■ **Supplied records**:
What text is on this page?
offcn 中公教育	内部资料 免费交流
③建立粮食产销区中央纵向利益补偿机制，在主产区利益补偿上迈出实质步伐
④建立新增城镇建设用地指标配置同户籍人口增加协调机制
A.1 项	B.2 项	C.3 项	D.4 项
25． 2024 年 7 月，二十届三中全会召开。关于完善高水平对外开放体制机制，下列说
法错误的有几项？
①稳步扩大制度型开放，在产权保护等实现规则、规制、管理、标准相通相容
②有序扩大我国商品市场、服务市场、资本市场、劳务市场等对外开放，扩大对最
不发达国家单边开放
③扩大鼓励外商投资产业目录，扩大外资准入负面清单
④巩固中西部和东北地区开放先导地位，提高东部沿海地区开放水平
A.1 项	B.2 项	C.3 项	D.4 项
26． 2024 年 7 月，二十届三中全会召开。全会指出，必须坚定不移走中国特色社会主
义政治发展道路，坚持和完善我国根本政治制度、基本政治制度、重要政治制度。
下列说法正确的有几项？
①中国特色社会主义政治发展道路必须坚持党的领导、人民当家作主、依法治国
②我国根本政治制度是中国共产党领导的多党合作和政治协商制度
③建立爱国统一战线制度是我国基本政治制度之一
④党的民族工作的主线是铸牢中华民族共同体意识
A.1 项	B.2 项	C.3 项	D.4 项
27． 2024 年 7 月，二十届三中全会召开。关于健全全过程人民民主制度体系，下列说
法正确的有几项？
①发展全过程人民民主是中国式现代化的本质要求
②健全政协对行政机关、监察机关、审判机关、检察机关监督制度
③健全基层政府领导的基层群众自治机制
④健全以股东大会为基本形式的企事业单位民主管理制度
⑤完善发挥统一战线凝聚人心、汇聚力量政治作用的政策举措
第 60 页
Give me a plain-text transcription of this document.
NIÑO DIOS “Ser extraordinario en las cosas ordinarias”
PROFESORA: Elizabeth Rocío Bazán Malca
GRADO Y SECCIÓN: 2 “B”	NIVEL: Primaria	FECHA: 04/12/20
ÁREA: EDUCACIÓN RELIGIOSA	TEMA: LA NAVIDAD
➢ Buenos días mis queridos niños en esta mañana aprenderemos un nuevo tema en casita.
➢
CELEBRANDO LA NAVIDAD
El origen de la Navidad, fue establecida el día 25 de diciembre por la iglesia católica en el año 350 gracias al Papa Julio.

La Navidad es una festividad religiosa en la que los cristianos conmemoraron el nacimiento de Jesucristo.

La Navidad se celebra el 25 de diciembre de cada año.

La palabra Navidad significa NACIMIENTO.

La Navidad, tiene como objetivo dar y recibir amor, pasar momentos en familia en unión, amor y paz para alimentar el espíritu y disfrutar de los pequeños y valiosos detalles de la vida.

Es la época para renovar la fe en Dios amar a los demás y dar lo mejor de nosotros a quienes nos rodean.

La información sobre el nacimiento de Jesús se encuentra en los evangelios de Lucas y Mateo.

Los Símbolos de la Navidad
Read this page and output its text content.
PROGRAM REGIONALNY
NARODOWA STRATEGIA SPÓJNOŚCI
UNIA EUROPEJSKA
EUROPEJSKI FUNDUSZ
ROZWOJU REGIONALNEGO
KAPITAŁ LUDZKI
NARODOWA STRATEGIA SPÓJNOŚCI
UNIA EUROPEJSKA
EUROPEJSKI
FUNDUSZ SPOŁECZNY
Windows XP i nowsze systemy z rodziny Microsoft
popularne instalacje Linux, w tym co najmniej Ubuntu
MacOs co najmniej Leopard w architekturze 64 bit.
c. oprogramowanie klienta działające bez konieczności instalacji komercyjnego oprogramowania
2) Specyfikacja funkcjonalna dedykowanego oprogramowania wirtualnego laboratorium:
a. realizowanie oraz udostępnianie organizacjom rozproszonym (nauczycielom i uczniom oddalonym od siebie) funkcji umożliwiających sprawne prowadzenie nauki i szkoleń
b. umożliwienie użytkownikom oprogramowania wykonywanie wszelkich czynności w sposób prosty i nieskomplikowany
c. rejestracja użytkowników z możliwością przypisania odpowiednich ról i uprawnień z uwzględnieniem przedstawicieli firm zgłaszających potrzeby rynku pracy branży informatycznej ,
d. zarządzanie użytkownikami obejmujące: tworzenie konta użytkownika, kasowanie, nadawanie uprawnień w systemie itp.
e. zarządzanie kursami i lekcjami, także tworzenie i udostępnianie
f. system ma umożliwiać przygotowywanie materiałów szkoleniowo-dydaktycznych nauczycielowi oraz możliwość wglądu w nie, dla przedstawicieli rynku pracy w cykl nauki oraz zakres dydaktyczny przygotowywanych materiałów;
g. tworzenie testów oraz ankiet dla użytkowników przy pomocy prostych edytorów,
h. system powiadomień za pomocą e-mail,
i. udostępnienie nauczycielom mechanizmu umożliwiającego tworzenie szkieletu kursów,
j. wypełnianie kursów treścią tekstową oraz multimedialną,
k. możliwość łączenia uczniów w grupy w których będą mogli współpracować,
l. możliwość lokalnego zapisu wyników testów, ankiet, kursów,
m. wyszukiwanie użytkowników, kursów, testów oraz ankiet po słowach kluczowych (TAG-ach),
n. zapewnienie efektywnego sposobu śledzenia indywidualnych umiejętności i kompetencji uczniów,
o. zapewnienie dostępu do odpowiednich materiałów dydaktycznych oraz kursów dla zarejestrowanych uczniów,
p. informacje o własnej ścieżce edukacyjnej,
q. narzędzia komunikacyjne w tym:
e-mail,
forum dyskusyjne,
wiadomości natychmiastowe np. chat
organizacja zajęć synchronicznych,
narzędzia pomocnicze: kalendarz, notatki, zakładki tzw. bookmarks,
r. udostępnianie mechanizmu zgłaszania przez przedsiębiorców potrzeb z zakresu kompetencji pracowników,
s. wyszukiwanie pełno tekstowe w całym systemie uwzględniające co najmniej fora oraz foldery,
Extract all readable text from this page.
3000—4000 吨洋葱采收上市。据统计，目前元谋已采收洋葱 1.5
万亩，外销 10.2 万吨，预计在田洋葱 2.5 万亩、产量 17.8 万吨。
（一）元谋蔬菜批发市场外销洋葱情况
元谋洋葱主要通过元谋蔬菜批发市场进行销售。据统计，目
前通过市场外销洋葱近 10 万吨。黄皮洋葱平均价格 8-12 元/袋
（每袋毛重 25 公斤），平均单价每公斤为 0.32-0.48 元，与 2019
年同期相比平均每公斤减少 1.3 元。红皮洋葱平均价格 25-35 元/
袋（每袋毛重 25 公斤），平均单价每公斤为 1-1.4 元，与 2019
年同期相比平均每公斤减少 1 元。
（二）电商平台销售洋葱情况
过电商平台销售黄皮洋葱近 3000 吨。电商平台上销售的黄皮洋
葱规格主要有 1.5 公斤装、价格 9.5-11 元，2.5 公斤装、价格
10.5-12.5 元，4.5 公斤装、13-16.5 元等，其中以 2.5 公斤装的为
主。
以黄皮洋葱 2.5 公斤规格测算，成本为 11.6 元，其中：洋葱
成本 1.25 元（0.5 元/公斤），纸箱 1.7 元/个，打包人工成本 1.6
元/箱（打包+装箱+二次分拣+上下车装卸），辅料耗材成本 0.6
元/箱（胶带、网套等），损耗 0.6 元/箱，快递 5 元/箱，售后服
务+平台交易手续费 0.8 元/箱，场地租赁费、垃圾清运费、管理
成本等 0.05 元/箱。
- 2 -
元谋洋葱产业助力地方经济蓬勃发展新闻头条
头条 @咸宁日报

■ **Requirement**: Please reproduce the entire listing, exactly as shown.

■ **Task solution**:
What text is on this page?
offcn 中公教育	内部资料 免费交流
③建立粮食产销区中央纵向利益补偿机制，在主产区利益补偿上迈出实质步伐
④建立新增城镇建设用地指标配置同户籍人口增加协调机制
A.1 项	B.2 项	C.3 项	D.4 项
25． 2024 年 7 月，二十届三中全会召开。关于完善高水平对外开放体制机制，下列说
法错误的有几项？
①稳步扩大制度型开放，在产权保护等实现规则、规制、管理、标准相通相容
②有序扩大我国商品市场、服务市场、资本市场、劳务市场等对外开放，扩大对最
不发达国家单边开放
③扩大鼓励外商投资产业目录，扩大外资准入负面清单
④巩固中西部和东北地区开放先导地位，提高东部沿海地区开放水平
A.1 项	B.2 项	C.3 项	D.4 项
26． 2024 年 7 月，二十届三中全会召开。全会指出，必须坚定不移走中国特色社会主
义政治发展道路，坚持和完善我国根本政治制度、基本政治制度、重要政治制度。
下列说法正确的有几项？
①中国特色社会主义政治发展道路必须坚持党的领导、人民当家作主、依法治国
②我国根本政治制度是中国共产党领导的多党合作和政治协商制度
③建立爱国统一战线制度是我国基本政治制度之一
④党的民族工作的主线是铸牢中华民族共同体意识
A.1 项	B.2 项	C.3 项	D.4 项
27． 2024 年 7 月，二十届三中全会召开。关于健全全过程人民民主制度体系，下列说
法正确的有几项？
①发展全过程人民民主是中国式现代化的本质要求
②健全政协对行政机关、监察机关、审判机关、检察机关监督制度
③健全基层政府领导的基层群众自治机制
④健全以股东大会为基本形式的企事业单位民主管理制度
⑤完善发挥统一战线凝聚人心、汇聚力量政治作用的政策举措
第 60 页
Give me a plain-text transcription of this document.
NIÑO DIOS “Ser extraordinario en las cosas ordinarias”
PROFESORA: Elizabeth Rocío Bazán Malca
GRADO Y SECCIÓN: 2 “B”	NIVEL: Primaria	FECHA: 04/12/20
ÁREA: EDUCACIÓN RELIGIOSA	TEMA: LA NAVIDAD
➢ Buenos días mis queridos niños en esta mañana aprenderemos un nuevo tema en casita.
➢
CELEBRANDO LA NAVIDAD
El origen de la Navidad, fue establecida el día 25 de diciembre por la iglesia católica en el año 350 gracias al Papa Julio.

La Navidad es una festividad religiosa en la que los cristianos conmemoraron el nacimiento de Jesucristo.

La Navidad se celebra el 25 de diciembre de cada año.

La palabra Navidad significa NACIMIENTO.

La Navidad, tiene como objetivo dar y recibir amor, pasar momentos en familia en unión, amor y paz para alimentar el espíritu y disfrutar de los pequeños y valiosos detalles de la vida.

Es la época para renovar la fe en Dios amar a los demás y dar lo mejor de nosotros a quienes nos rodean.

La información sobre el nacimiento de Jesús se encuentra en los evangelios de Lucas y Mateo.

Los Símbolos de la Navidad
Read this page and output its text content.
PROGRAM REGIONALNY
NARODOWA STRATEGIA SPÓJNOŚCI
UNIA EUROPEJSKA
EUROPEJSKI FUNDUSZ
ROZWOJU REGIONALNEGO
KAPITAŁ LUDZKI
NARODOWA STRATEGIA SPÓJNOŚCI
UNIA EUROPEJSKA
EUROPEJSKI
FUNDUSZ SPOŁECZNY
Windows XP i nowsze systemy z rodziny Microsoft
popularne instalacje Linux, w tym co najmniej Ubuntu
MacOs co najmniej Leopard w architekturze 64 bit.
c. oprogramowanie klienta działające bez konieczności instalacji komercyjnego oprogramowania
2) Specyfikacja funkcjonalna dedykowanego oprogramowania wirtualnego laboratorium:
a. realizowanie oraz udostępnianie organizacjom rozproszonym (nauczycielom i uczniom oddalonym od siebie) funkcji umożliwiających sprawne prowadzenie nauki i szkoleń
b. umożliwienie użytkownikom oprogramowania wykonywanie wszelkich czynności w sposób prosty i nieskomplikowany
c. rejestracja użytkowników z możliwością przypisania odpowiednich ról i uprawnień z uwzględnieniem przedstawicieli firm zgłaszających potrzeby rynku pracy branży informatycznej ,
d. zarządzanie użytkownikami obejmujące: tworzenie konta użytkownika, kasowanie, nadawanie uprawnień w systemie itp.
e. zarządzanie kursami i lekcjami, także tworzenie i udostępnianie
f. system ma umożliwiać przygotowywanie materiałów szkoleniowo-dydaktycznych nauczycielowi oraz możliwość wglądu w nie, dla przedstawicieli rynku pracy w cykl nauki oraz zakres dydaktyczny przygotowywanych materiałów;
g. tworzenie testów oraz ankiet dla użytkowników przy pomocy prostych edytorów,
h. system powiadomień za pomocą e-mail,
i. udostępnienie nauczycielom mechanizmu umożliwiającego tworzenie szkieletu kursów,
j. wypełnianie kursów treścią tekstową oraz multimedialną,
k. możliwość łączenia uczniów w grupy w których będą mogli współpracować,
l. możliwość lokalnego zapisu wyników testów, ankiet, kursów,
m. wyszukiwanie użytkowników, kursów, testów oraz ankiet po słowach kluczowych (TAG-ach),
n. zapewnienie efektywnego sposobu śledzenia indywidualnych umiejętności i kompetencji uczniów,
o. zapewnienie dostępu do odpowiednich materiałów dydaktycznych oraz kursów dla zarejestrowanych uczniów,
p. informacje o własnej ścieżce edukacyjnej,
q. narzędzia komunikacyjne w tym:
e-mail,
forum dyskusyjne,
wiadomości natychmiastowe np. chat
organizacja zajęć synchronicznych,
narzędzia pomocnicze: kalendarz, notatki, zakładki tzw. bookmarks,
r. udostępnianie mechanizmu zgłaszania przez przedsiębiorców potrzeb z zakresu kompetencji pracowników,
s. wyszukiwanie pełno tekstowe w całym systemie uwzględniające co najmniej fora oraz foldery,
Extract all readable text from this page.
3000—4000 吨洋葱采收上市。据统计，目前元谋已采收洋葱 1.5
万亩，外销 10.2 万吨，预计在田洋葱 2.5 万亩、产量 17.8 万吨。
（一）元谋蔬菜批发市场外销洋葱情况
元谋洋葱主要通过元谋蔬菜批发市场进行销售。据统计，目
前通过市场外销洋葱近 10 万吨。黄皮洋葱平均价格 8-12 元/袋
（每袋毛重 25 公斤），平均单价每公斤为 0.32-0.48 元，与 2019
年同期相比平均每公斤减少 1.3 元。红皮洋葱平均价格 25-35 元/
袋（每袋毛重 25 公斤），平均单价每公斤为 1-1.4 元，与 2019
年同期相比平均每公斤减少 1 元。
（二）电商平台销售洋葱情况
过电商平台销售黄皮洋葱近 3000 吨。电商平台上销售的黄皮洋
葱规格主要有 1.5 公斤装、价格 9.5-11 元，2.5 公斤装、价格
10.5-12.5 元，4.5 公斤装、13-16.5 元等，其中以 2.5 公斤装的为
主。
以黄皮洋葱 2.5 公斤规格测算，成本为 11.6 元，其中：洋葱
成本 1.25 元（0.5 元/公斤），纸箱 1.7 元/个，打包人工成本 1.6
元/箱（打包+装箱+二次分拣+上下车装卸），辅料耗材成本 0.6
元/箱（胶带、网套等），损耗 0.6 元/箱，快递 5 元/箱，售后服
务+平台交易手续费 0.8 元/箱，场地租赁费、垃圾清运费、管理
成本等 0.05 元/箱。
- 2 -
元谋洋葱产业助力地方经济蓬勃发展新闻头条
头条 @咸宁日报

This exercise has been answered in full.